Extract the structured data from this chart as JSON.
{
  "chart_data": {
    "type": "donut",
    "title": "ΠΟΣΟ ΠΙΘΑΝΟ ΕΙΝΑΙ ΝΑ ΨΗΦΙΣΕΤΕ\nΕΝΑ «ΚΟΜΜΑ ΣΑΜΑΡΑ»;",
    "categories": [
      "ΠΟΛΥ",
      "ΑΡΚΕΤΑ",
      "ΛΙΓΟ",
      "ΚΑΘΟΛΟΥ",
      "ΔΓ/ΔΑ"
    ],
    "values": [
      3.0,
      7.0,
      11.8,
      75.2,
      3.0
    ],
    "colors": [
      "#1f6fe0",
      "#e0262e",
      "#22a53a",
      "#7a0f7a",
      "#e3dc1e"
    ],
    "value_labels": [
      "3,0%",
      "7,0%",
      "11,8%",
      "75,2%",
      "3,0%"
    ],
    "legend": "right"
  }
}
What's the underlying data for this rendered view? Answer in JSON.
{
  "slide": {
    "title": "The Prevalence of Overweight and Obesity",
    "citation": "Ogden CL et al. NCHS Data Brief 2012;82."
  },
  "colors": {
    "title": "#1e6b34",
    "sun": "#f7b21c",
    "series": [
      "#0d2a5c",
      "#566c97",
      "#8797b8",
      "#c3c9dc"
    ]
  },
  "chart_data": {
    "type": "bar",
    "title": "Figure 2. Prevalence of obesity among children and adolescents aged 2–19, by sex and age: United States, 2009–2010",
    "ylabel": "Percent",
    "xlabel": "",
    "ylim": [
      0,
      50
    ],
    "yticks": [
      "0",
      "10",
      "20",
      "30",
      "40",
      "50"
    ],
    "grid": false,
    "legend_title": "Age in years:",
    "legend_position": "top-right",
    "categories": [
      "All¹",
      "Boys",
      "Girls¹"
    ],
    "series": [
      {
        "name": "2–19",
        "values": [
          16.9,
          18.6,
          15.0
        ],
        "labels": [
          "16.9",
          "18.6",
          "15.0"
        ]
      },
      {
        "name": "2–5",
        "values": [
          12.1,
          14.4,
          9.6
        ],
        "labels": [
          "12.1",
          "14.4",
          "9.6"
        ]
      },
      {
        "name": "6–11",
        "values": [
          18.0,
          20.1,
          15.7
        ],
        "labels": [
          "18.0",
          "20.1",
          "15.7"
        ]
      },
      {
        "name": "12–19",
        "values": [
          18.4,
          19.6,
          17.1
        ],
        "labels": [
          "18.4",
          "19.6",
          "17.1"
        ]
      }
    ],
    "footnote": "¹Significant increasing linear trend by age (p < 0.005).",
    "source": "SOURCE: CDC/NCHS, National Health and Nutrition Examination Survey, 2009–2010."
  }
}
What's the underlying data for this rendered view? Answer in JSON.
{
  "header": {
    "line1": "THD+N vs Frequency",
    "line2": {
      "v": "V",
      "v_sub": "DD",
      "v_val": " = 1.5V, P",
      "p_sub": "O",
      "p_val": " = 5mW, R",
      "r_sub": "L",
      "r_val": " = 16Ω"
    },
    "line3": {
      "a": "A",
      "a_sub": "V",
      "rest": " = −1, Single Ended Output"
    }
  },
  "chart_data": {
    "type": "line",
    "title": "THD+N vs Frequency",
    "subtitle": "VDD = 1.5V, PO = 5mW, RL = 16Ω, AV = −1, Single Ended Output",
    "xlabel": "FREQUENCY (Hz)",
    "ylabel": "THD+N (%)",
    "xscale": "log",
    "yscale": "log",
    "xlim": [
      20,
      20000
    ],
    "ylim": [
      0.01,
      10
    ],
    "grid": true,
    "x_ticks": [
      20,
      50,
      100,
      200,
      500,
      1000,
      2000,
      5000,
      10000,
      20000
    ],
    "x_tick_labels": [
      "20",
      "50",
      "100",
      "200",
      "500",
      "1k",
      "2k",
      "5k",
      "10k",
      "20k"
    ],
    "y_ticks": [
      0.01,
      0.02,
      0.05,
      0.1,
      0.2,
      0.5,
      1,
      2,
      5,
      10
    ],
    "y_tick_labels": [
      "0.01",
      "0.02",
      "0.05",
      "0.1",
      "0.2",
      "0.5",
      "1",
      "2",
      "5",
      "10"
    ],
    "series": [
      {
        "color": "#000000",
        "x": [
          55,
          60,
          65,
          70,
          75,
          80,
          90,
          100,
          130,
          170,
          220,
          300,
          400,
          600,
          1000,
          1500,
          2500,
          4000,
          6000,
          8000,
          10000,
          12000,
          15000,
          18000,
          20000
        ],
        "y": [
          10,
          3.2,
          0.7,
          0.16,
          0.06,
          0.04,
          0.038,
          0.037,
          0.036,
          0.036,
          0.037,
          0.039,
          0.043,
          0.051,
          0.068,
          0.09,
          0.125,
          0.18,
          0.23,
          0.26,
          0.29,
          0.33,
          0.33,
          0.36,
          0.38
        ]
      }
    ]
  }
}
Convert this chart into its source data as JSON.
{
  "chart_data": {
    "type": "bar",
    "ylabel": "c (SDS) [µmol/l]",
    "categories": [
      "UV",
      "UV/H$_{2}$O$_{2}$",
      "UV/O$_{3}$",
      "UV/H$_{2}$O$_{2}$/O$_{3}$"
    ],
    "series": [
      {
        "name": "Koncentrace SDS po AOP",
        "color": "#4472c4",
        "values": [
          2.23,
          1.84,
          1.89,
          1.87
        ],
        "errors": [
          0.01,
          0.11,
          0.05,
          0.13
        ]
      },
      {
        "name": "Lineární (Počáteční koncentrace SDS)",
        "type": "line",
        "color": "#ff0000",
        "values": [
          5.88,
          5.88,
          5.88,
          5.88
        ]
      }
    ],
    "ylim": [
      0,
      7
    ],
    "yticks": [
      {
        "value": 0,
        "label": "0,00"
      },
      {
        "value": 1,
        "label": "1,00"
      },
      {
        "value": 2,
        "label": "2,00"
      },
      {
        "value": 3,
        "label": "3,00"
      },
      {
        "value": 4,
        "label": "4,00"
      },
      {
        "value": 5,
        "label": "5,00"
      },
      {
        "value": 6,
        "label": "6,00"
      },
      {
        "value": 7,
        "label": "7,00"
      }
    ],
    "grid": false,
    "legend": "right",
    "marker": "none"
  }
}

———

- [Set exercise]
Write the entries again, exactly as they stand.

- [Task solution]
Extract the structured data from this chart as JSON.
{
  "chart_data": {
    "type": "donut",
    "title": "ΠΟΣΟ ΠΙΘΑΝΟ ΕΙΝΑΙ ΝΑ ΨΗΦΙΣΕΤΕ\nΕΝΑ «ΚΟΜΜΑ ΣΑΜΑΡΑ»;",
    "categories": [
      "ΠΟΛΥ",
      "ΑΡΚΕΤΑ",
      "ΛΙΓΟ",
      "ΚΑΘΟΛΟΥ",
      "ΔΓ/ΔΑ"
    ],
    "values": [
      3.0,
      7.0,
      11.8,
      75.2,
      3.0
    ],
    "colors": [
      "#1f6fe0",
      "#e0262e",
      "#22a53a",
      "#7a0f7a",
      "#e3dc1e"
    ],
    "value_labels": [
      "3,0%",
      "7,0%",
      "11,8%",
      "75,2%",
      "3,0%"
    ],
    "legend": "right"
  }
}
What's the underlying data for this rendered view? Answer in JSON.
{
  "slide": {
    "title": "The Prevalence of Overweight and Obesity",
    "citation": "Ogden CL et al. NCHS Data Brief 2012;82."
  },
  "colors": {
    "title": "#1e6b34",
    "sun": "#f7b21c",
    "series": [
      "#0d2a5c",
      "#566c97",
      "#8797b8",
      "#c3c9dc"
    ]
  },
  "chart_data": {
    "type": "bar",
    "title": "Figure 2. Prevalence of obesity among children and adolescents aged 2–19, by sex and age: United States, 2009–2010",
    "ylabel": "Percent",
    "xlabel": "",
    "ylim": [
      0,
      50
    ],
    "yticks": [
      "0",
      "10",
      "20",
      "30",
      "40",
      "50"
    ],
    "grid": false,
    "legend_title": "Age in years:",
    "legend_position": "top-right",
    "categories": [
      "All¹",
      "Boys",
      "Girls¹"
    ],
    "series": [
      {
        "name": "2–19",
        "values": [
          16.9,
          18.6,
          15.0
        ],
        "labels": [
          "16.9",
          "18.6",
          "15.0"
        ]
      },
      {
        "name": "2–5",
        "values": [
          12.1,
          14.4,
          9.6
        ],
        "labels": [
          "12.1",
          "14.4",
          "9.6"
        ]
      },
      {
        "name": "6–11",
        "values": [
          18.0,
          20.1,
          15.7
        ],
        "labels": [
          "18.0",
          "20.1",
          "15.7"
        ]
      },
      {
        "name": "12–19",
        "values": [
          18.4,
          19.6,
          17.1
        ],
        "labels": [
          "18.4",
          "19.6",
          "17.1"
        ]
      }
    ],
    "footnote": "¹Significant increasing linear trend by age (p < 0.005).",
    "source": "SOURCE: CDC/NCHS, National Health and Nutrition Examination Survey, 2009–2010."
  }
}
What's the underlying data for this rendered view? Answer in JSON.
{
  "header": {
    "line1": "THD+N vs Frequency",
    "line2": {
      "v": "V",
      "v_sub": "DD",
      "v_val": " = 1.5V, P",
      "p_sub": "O",
      "p_val": " = 5mW, R",
      "r_sub": "L",
      "r_val": " = 16Ω"
    },
    "line3": {
      "a": "A",
      "a_sub": "V",
      "rest": " = −1, Single Ended Output"
    }
  },
  "chart_data": {
    "type": "line",
    "title": "THD+N vs Frequency",
    "subtitle": "VDD = 1.5V, PO = 5mW, RL = 16Ω, AV = −1, Single Ended Output",
    "xlabel": "FREQUENCY (Hz)",
    "ylabel": "THD+N (%)",
    "xscale": "log",
    "yscale": "log",
    "xlim": [
      20,
      20000
    ],
    "ylim": [
      0.01,
      10
    ],
    "grid": true,
    "x_ticks": [
      20,
      50,
      100,
      200,
      500,
      1000,
      2000,
      5000,
      10000,
      20000
    ],
    "x_tick_labels": [
      "20",
      "50",
      "100",
      "200",
      "500",
      "1k",
      "2k",
      "5k",
      "10k",
      "20k"
    ],
    "y_ticks": [
      0.01,
      0.02,
      0.05,
      0.1,
      0.2,
      0.5,
      1,
      2,
      5,
      10
    ],
    "y_tick_labels": [
      "0.01",
      "0.02",
      "0.05",
      "0.1",
      "0.2",
      "0.5",
      "1",
      "2",
      "5",
      "10"
    ],
    "series": [
      {
        "color": "#000000",
        "x": [
          55,
          60,
          65,
          70,
          75,
          80,
          90,
          100,
          130,
          170,
          220,
          300,
          400,
          600,
          1000,
          1500,
          2500,
          4000,
          6000,
          8000,
          10000,
          12000,
          15000,
          18000,
          20000
        ],
        "y": [
          10,
          3.2,
          0.7,
          0.16,
          0.06,
          0.04,
          0.038,
          0.037,
          0.036,
          0.036,
          0.037,
          0.039,
          0.043,
          0.051,
          0.068,
          0.09,
          0.125,
          0.18,
          0.23,
          0.26,
          0.29,
          0.33,
          0.33,
          0.36,
          0.38
        ]
      }
    ]
  }
}
Convert this chart into its source data as JSON.
{
  "chart_data": {
    "type": "bar",
    "ylabel": "c (SDS) [µmol/l]",
    "categories": [
      "UV",
      "UV/H$_{2}$O$_{2}$",
      "UV/O$_{3}$",
      "UV/H$_{2}$O$_{2}$/O$_{3}$"
    ],
    "series": [
      {
        "name": "Koncentrace SDS po AOP",
        "color": "#4472c4",
        "values": [
          2.23,
          1.84,
          1.89,
          1.87
        ],
        "errors": [
          0.01,
          0.11,
          0.05,
          0.13
        ]
      },
      {
        "name": "Lineární (Počáteční koncentrace SDS)",
        "type": "line",
        "color": "#ff0000",
        "values": [
          5.88,
          5.88,
          5.88,
          5.88
        ]
      }
    ],
    "ylim": [
      0,
      7
    ],
    "yticks": [
      {
        "value": 0,
        "label": "0,00"
      },
      {
        "value": 1,
        "label": "1,00"
      },
      {
        "value": 2,
        "label": "2,00"
      },
      {
        "value": 3,
        "label": "3,00"
      },
      {
        "value": 4,
        "label": "4,00"
      },
      {
        "value": 5,
        "label": "5,00"
      },
      {
        "value": 6,
        "label": "6,00"
      },
      {
        "value": 7,
        "label": "7,00"
      }
    ],
    "grid": false,
    "legend": "right",
    "marker": "none"
  }
}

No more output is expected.